§ WORK REQUIRED
Lines containing the string "Answering" are to be counted; report only how many there are.

═══ RECORDS SHOWN

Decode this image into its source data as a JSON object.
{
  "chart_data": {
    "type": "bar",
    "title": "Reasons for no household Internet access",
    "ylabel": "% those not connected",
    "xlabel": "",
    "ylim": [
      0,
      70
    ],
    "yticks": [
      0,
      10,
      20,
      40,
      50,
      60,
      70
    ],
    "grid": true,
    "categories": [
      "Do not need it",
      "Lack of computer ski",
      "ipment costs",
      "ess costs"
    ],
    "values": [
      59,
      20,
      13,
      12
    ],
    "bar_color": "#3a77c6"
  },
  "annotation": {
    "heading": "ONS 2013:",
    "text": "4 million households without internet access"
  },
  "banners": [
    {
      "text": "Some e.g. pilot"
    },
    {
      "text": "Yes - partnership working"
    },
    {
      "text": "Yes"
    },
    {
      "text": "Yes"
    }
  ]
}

══════
═══ RECORDS SHOWN

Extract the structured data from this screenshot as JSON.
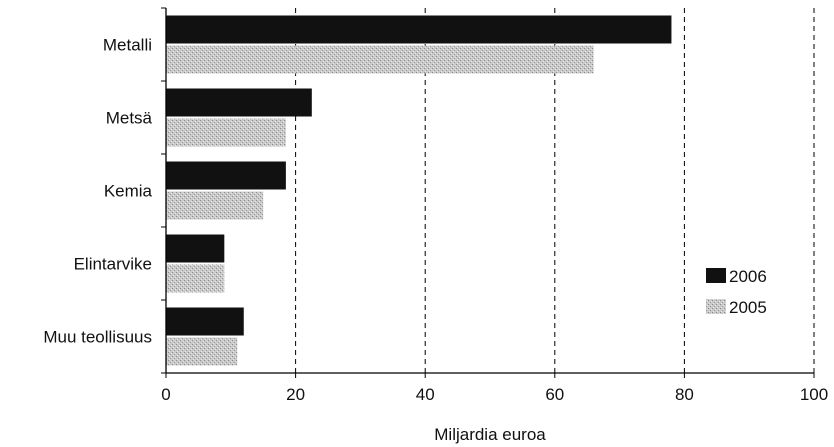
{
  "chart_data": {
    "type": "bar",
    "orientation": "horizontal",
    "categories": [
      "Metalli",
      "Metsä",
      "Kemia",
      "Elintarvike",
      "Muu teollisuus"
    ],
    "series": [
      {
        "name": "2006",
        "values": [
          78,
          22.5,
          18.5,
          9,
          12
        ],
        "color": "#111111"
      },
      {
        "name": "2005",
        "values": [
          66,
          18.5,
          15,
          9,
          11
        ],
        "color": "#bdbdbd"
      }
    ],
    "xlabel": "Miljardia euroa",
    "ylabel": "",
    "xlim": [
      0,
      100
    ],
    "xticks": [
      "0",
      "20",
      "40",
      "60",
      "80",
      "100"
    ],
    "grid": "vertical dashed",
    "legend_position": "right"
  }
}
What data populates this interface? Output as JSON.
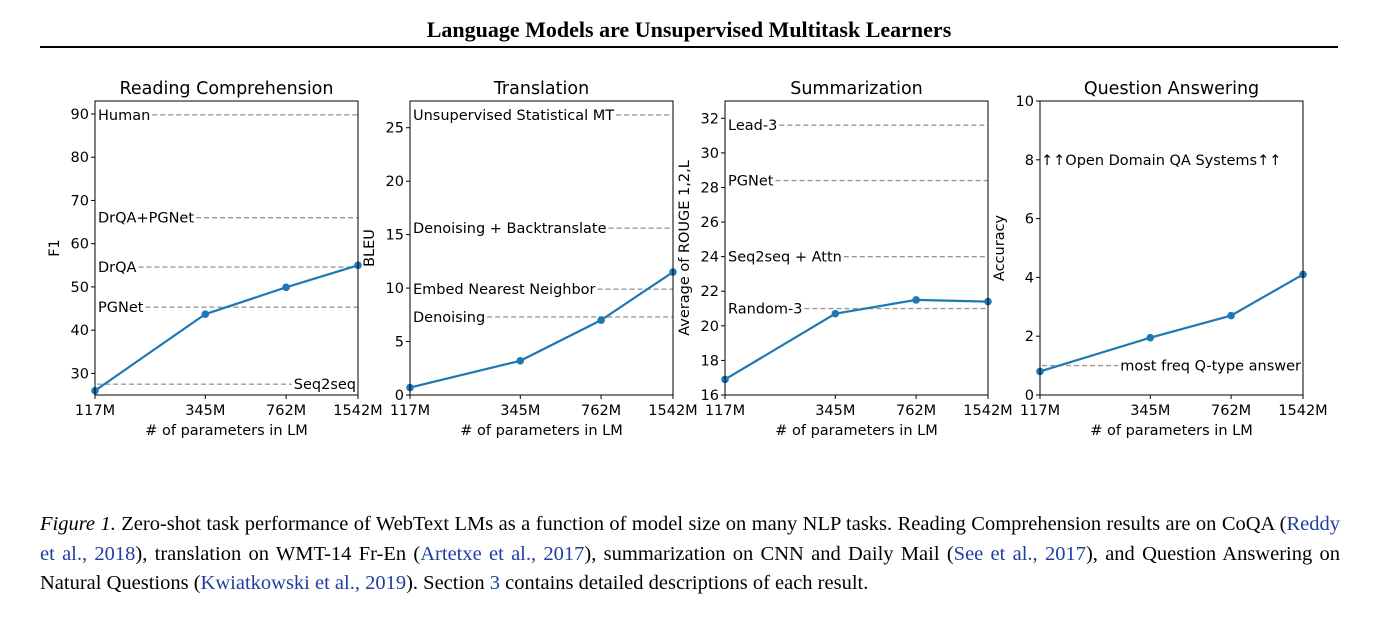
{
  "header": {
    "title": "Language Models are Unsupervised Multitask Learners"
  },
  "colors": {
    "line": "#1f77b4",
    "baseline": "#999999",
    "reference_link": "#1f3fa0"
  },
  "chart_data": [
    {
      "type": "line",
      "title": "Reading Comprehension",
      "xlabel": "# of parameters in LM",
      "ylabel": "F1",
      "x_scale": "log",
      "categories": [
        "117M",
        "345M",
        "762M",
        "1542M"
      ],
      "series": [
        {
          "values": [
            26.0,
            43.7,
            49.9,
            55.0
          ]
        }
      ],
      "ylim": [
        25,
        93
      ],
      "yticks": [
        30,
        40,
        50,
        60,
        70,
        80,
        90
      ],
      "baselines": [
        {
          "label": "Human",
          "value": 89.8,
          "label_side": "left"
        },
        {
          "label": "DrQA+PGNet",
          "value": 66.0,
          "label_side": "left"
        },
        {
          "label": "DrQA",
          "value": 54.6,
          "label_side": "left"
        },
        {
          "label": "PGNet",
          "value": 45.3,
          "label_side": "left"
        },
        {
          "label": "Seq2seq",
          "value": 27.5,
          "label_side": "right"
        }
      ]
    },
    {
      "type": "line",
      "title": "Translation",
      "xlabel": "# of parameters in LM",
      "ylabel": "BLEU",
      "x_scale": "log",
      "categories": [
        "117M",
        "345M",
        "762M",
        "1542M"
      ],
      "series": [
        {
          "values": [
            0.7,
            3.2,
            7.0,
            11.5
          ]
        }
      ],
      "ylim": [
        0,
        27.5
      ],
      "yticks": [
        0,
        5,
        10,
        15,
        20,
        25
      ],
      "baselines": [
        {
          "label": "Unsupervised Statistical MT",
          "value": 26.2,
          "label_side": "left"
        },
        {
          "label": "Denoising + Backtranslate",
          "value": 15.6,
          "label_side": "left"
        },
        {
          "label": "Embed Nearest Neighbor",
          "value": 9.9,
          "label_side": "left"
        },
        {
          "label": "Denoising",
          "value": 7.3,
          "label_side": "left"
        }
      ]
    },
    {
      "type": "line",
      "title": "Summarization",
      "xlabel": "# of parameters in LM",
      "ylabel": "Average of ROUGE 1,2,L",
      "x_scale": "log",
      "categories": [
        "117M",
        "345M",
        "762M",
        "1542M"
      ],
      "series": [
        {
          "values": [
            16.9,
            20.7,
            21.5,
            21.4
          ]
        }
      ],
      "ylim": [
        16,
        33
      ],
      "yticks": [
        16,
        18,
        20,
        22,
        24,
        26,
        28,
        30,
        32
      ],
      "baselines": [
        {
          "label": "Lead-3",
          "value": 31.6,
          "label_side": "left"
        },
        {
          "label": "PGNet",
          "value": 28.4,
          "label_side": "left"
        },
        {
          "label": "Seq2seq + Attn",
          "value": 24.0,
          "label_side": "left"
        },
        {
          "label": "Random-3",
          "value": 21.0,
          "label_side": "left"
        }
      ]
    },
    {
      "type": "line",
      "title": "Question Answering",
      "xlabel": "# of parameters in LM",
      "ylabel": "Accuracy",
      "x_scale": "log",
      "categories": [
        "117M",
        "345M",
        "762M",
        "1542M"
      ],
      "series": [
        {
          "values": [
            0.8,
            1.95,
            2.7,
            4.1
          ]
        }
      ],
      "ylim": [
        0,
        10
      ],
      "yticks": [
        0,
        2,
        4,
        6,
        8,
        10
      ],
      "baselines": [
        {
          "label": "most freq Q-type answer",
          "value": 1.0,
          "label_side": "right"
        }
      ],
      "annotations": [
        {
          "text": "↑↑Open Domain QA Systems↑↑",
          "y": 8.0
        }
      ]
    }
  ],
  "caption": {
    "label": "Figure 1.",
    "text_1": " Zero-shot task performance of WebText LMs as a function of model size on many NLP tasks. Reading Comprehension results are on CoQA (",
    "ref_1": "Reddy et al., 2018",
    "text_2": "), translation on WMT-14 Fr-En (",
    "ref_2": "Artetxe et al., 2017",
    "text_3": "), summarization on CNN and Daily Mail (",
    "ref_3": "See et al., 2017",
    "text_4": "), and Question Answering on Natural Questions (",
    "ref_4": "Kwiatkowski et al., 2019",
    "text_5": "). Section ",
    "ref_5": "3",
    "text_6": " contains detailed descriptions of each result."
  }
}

══════

§ THE SOLUTION
2